OBJECTIVE - In the entries below, find the lines that contain the word "life" and copy them.
>> BEGIN RECORDS PROVIDED
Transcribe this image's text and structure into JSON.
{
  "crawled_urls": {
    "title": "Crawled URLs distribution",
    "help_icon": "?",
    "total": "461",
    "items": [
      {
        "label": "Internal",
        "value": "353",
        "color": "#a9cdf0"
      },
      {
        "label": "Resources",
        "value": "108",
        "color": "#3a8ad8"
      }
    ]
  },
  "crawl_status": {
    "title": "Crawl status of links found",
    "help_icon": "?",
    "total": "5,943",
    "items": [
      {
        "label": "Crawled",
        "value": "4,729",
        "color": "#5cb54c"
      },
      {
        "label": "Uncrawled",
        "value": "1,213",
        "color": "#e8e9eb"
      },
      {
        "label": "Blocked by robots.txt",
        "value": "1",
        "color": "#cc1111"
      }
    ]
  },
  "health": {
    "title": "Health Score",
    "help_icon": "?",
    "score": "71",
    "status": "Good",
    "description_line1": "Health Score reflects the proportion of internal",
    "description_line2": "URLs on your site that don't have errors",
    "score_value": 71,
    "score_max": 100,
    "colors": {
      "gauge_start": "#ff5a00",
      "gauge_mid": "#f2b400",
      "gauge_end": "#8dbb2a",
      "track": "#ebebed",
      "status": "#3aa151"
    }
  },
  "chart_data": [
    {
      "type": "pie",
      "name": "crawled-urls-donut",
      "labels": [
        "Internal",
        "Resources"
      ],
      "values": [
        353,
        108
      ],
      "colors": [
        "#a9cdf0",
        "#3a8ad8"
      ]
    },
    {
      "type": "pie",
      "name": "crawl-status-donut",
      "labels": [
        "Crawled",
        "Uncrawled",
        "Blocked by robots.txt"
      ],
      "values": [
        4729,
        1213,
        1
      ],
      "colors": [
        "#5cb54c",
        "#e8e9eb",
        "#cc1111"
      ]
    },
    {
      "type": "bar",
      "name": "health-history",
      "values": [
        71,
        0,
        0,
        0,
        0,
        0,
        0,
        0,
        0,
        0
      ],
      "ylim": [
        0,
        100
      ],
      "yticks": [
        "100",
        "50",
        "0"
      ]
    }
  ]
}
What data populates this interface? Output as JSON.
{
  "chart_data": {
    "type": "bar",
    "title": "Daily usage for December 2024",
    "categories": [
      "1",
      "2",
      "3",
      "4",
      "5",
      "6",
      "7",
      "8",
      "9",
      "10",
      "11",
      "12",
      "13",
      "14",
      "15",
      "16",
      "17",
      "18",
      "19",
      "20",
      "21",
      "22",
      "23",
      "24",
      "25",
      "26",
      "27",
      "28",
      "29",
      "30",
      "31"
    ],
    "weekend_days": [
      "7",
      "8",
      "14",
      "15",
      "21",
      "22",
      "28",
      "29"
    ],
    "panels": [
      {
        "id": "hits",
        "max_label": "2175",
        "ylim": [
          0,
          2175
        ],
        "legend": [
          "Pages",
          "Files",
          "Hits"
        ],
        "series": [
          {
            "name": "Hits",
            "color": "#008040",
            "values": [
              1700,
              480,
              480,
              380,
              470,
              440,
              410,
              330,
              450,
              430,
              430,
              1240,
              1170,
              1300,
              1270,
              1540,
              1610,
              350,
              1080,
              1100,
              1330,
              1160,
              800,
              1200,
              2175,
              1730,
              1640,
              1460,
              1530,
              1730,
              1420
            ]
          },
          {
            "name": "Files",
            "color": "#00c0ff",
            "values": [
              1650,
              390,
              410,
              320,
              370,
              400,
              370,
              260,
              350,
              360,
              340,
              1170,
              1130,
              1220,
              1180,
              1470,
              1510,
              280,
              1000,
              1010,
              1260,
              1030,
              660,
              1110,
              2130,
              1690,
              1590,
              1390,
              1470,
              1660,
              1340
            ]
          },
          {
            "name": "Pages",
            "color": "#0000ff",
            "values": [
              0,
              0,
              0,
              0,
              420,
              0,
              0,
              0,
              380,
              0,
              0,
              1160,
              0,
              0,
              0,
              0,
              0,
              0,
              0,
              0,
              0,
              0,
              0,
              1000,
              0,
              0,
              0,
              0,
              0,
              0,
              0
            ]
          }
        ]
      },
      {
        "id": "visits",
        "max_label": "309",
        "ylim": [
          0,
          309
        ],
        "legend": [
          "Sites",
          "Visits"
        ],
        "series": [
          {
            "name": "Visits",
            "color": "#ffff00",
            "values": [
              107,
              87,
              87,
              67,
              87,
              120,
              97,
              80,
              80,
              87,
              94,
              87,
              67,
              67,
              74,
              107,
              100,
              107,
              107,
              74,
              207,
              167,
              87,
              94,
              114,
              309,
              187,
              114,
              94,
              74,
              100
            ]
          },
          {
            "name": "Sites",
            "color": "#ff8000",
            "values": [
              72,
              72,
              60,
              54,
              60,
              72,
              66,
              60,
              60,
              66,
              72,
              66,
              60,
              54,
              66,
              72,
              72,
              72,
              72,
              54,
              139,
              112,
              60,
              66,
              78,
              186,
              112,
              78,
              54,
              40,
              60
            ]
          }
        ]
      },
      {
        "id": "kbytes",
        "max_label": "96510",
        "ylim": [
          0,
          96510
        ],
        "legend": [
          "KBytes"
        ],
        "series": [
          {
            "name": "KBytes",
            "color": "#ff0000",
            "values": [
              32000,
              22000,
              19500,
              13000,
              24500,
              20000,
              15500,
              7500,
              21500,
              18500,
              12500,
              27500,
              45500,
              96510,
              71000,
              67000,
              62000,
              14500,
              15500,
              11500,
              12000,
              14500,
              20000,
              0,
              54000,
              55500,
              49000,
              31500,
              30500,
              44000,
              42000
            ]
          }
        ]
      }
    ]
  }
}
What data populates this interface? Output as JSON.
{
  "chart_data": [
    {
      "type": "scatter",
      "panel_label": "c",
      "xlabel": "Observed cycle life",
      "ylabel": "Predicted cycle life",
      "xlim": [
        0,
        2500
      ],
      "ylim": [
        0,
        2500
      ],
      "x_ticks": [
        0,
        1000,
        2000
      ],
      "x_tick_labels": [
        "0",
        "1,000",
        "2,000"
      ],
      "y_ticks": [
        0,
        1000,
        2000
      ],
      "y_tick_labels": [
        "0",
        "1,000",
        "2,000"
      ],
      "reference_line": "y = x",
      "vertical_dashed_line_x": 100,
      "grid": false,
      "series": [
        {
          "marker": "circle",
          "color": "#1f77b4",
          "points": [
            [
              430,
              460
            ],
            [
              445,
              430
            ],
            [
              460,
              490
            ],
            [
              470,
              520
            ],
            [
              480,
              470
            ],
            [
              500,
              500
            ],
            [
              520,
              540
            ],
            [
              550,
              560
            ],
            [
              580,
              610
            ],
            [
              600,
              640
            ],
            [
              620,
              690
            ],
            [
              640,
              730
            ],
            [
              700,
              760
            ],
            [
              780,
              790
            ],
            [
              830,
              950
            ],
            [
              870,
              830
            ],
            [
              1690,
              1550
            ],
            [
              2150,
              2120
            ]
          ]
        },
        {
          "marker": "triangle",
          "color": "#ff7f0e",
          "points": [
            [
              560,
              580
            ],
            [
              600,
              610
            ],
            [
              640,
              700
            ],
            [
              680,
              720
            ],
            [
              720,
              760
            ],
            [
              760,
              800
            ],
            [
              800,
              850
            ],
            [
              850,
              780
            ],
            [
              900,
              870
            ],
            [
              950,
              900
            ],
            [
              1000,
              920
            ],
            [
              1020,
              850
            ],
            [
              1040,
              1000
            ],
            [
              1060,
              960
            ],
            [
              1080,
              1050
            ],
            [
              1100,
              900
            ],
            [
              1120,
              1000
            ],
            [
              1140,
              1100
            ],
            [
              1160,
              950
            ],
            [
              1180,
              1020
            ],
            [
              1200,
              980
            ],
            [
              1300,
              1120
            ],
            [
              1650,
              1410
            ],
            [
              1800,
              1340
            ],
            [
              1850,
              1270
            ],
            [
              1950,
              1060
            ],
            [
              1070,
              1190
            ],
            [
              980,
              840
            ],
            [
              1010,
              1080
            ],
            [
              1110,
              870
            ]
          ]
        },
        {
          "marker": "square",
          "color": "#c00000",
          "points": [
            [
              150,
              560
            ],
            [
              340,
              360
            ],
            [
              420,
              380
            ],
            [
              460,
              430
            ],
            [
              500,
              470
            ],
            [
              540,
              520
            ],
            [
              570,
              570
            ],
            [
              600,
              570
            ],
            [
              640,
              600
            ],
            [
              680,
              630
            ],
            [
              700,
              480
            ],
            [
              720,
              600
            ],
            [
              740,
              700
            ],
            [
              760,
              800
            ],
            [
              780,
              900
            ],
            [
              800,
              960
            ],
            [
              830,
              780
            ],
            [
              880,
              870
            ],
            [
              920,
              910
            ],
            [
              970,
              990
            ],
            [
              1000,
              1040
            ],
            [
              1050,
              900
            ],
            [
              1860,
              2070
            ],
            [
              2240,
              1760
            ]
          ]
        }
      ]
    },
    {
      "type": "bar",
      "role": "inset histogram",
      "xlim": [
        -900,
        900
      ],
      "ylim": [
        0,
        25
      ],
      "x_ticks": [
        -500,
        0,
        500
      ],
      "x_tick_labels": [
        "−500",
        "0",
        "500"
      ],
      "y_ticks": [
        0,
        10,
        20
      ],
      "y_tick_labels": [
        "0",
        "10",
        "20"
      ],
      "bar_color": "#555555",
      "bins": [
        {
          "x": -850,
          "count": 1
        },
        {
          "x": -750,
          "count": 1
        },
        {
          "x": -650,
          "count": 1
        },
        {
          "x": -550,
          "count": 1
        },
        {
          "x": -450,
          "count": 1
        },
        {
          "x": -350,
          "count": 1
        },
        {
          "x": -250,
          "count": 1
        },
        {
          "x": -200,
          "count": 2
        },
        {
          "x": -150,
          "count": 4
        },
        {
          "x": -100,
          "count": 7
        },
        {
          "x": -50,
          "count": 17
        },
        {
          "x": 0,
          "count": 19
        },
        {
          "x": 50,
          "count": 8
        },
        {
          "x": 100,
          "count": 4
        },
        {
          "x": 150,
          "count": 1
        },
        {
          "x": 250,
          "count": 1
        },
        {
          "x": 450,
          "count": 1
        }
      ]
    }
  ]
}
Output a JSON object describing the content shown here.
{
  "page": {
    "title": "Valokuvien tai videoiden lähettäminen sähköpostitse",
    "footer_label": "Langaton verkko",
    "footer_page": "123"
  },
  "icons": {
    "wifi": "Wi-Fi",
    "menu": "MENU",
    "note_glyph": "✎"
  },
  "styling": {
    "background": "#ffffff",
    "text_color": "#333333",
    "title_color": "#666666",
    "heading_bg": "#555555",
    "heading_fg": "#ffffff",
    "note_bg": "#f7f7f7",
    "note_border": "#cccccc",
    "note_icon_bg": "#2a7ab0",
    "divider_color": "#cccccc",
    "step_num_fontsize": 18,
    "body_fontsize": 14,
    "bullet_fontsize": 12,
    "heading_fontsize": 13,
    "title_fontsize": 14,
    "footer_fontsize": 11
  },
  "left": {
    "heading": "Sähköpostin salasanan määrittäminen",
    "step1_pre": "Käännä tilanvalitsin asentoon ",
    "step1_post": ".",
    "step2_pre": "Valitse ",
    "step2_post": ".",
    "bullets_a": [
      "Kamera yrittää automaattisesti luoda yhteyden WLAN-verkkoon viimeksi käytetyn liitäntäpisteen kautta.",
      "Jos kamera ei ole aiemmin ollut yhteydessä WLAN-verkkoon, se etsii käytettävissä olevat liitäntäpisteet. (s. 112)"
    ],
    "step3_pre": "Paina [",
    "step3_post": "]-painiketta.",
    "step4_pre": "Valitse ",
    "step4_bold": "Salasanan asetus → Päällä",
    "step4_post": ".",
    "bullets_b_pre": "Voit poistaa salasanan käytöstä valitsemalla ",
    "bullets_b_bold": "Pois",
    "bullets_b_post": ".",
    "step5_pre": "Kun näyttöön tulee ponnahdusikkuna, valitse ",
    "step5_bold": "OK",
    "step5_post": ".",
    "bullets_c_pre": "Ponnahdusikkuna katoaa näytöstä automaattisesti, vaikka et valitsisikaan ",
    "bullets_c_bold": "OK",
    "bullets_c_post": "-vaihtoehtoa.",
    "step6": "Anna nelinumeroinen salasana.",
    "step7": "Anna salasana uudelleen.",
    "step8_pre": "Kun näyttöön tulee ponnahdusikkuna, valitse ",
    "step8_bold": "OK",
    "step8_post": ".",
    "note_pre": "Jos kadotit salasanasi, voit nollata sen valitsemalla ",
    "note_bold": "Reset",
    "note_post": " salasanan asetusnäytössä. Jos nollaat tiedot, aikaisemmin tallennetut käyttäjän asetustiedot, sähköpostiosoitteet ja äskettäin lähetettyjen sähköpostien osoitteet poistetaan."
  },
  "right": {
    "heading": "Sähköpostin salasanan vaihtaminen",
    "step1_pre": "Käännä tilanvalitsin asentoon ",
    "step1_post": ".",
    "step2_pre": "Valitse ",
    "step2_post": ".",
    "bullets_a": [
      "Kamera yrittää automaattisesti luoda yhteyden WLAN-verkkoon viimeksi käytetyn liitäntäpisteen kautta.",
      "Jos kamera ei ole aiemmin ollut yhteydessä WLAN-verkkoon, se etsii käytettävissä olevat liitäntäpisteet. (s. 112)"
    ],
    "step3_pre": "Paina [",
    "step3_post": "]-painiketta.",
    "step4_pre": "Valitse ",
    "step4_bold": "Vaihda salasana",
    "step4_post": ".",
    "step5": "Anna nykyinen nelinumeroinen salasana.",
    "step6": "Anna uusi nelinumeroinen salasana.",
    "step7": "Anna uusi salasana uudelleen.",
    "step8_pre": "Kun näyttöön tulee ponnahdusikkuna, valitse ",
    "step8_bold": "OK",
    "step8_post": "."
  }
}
>> END RECORDS PROVIDED
RESPONSE -
      "xlabel": "Observed cycle life",
      "ylabel": "Predicted cycle life",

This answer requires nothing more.